TASK INSTRUCTIONS: Across the entries below, how many lines contain the string "chaise"? Give only the count.

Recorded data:
'''
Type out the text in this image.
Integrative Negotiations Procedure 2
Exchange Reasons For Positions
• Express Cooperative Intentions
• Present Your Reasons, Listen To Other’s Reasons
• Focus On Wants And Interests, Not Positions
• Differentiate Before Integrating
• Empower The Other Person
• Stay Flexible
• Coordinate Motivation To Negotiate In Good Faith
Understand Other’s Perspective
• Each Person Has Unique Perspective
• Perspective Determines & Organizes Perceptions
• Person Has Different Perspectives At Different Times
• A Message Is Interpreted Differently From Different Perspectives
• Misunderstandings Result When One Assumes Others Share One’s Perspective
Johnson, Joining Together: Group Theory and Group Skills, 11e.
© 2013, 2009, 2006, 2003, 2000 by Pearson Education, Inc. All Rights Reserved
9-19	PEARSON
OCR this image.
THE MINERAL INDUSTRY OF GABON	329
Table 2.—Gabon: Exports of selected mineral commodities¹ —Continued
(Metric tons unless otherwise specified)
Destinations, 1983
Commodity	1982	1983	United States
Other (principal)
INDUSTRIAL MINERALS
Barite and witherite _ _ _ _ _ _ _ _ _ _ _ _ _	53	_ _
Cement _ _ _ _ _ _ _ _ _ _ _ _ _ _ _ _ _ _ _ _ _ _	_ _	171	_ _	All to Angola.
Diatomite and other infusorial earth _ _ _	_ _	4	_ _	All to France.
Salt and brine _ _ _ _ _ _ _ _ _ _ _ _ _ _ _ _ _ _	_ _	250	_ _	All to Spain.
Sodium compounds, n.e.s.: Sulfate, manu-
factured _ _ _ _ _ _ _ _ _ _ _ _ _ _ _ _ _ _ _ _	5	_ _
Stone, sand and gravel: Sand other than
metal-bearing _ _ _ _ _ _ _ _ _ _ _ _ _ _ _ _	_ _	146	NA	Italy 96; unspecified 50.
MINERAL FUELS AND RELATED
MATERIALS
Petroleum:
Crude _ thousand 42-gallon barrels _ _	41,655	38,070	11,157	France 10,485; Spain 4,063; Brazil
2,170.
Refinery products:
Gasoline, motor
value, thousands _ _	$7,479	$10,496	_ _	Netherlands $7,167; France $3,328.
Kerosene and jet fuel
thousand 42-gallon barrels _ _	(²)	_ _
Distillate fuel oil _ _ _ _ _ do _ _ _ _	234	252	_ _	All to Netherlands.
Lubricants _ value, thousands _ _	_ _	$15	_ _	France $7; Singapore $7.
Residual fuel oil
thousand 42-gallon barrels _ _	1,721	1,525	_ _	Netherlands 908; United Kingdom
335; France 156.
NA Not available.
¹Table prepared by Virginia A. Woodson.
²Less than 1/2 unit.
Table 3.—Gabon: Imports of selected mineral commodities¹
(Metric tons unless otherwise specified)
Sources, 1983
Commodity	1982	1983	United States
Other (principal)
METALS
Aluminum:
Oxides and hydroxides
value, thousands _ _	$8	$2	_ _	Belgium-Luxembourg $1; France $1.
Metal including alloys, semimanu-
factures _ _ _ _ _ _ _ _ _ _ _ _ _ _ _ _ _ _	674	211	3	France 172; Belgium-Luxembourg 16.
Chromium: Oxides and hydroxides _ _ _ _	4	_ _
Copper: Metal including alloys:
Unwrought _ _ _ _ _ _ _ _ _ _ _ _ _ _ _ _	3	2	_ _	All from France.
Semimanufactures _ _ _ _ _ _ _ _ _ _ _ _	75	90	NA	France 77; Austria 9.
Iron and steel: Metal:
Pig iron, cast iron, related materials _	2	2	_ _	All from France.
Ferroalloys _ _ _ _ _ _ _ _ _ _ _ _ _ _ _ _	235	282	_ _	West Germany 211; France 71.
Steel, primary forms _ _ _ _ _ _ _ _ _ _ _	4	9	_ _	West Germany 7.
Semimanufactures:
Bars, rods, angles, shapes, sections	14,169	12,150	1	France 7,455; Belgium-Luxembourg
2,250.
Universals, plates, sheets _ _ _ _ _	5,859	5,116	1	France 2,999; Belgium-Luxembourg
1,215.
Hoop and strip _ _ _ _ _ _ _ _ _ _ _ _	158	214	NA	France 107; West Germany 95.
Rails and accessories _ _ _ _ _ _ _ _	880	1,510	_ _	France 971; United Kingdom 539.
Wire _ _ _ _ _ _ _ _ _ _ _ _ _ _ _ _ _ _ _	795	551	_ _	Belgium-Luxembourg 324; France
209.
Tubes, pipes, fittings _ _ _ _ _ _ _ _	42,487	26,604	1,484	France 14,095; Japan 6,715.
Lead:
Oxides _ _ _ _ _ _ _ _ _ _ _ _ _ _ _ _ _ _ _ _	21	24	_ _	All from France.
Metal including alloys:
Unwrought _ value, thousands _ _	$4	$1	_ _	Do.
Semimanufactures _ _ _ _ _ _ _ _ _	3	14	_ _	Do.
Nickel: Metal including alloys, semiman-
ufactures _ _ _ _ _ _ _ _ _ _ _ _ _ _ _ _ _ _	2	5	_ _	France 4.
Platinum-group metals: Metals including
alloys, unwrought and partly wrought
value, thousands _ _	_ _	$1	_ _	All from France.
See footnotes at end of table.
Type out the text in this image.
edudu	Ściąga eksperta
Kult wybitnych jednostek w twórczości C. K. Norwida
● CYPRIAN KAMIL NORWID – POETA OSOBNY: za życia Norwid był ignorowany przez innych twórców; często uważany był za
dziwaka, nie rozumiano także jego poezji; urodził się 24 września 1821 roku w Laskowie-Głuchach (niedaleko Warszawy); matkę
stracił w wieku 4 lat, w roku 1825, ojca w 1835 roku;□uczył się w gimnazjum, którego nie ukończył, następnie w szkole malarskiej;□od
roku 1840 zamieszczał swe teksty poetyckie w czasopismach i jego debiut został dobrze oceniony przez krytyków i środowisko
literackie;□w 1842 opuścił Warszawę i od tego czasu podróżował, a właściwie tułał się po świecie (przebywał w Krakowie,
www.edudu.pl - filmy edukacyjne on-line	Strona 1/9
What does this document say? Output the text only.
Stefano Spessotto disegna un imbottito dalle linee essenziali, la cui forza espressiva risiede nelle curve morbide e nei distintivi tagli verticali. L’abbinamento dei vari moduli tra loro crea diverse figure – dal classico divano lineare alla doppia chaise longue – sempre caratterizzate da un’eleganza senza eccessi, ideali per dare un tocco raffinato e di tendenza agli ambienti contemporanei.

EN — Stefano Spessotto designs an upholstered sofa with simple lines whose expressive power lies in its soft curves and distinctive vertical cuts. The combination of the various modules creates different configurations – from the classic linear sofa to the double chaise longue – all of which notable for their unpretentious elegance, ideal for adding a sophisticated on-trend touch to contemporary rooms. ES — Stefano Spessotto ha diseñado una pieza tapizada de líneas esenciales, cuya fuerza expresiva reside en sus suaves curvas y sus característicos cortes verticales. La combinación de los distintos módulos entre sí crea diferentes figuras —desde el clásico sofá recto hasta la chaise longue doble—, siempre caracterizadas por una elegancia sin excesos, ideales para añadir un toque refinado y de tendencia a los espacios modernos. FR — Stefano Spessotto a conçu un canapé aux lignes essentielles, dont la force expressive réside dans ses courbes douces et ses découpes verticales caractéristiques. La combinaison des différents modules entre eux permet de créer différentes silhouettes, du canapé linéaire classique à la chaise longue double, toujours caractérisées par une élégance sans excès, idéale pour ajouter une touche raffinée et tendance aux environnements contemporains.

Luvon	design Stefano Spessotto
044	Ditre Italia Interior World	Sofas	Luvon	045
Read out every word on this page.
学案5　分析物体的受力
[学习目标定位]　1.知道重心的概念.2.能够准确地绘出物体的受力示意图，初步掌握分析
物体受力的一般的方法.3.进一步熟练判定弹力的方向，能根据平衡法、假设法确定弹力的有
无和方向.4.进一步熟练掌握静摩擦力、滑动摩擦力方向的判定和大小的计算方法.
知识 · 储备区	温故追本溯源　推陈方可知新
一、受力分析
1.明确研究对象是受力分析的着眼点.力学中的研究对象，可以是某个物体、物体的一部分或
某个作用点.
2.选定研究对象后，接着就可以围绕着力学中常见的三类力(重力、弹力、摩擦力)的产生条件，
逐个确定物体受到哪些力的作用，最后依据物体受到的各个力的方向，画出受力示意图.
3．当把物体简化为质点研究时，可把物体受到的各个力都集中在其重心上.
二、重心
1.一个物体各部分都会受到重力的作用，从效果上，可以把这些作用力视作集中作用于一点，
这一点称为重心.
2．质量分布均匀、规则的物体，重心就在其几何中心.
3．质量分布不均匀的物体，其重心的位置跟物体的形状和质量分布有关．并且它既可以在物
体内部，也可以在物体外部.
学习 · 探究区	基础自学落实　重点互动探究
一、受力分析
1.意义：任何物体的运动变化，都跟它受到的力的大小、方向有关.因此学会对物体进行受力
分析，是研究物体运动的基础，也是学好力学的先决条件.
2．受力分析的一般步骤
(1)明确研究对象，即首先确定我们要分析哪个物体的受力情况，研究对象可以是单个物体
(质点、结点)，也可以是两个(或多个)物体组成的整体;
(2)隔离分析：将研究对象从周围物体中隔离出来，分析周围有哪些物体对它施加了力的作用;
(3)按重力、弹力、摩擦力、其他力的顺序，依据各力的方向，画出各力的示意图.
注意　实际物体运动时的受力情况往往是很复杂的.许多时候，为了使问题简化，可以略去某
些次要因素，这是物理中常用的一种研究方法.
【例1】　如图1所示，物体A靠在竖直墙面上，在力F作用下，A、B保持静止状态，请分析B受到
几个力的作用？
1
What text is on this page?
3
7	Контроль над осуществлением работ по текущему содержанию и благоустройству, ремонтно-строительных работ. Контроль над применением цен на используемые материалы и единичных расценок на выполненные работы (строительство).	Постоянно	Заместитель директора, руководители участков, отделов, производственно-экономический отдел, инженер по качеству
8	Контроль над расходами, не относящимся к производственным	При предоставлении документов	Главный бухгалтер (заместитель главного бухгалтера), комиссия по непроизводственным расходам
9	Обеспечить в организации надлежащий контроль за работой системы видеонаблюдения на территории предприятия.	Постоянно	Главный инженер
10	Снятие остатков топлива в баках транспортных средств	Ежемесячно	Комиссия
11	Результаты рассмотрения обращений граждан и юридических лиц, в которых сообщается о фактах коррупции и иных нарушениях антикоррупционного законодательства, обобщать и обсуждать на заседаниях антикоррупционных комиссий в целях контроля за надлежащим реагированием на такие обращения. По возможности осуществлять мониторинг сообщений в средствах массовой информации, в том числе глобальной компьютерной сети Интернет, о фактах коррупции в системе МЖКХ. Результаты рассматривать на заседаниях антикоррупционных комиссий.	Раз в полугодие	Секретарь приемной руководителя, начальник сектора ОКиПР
'''
RESPONSE BELOW: 2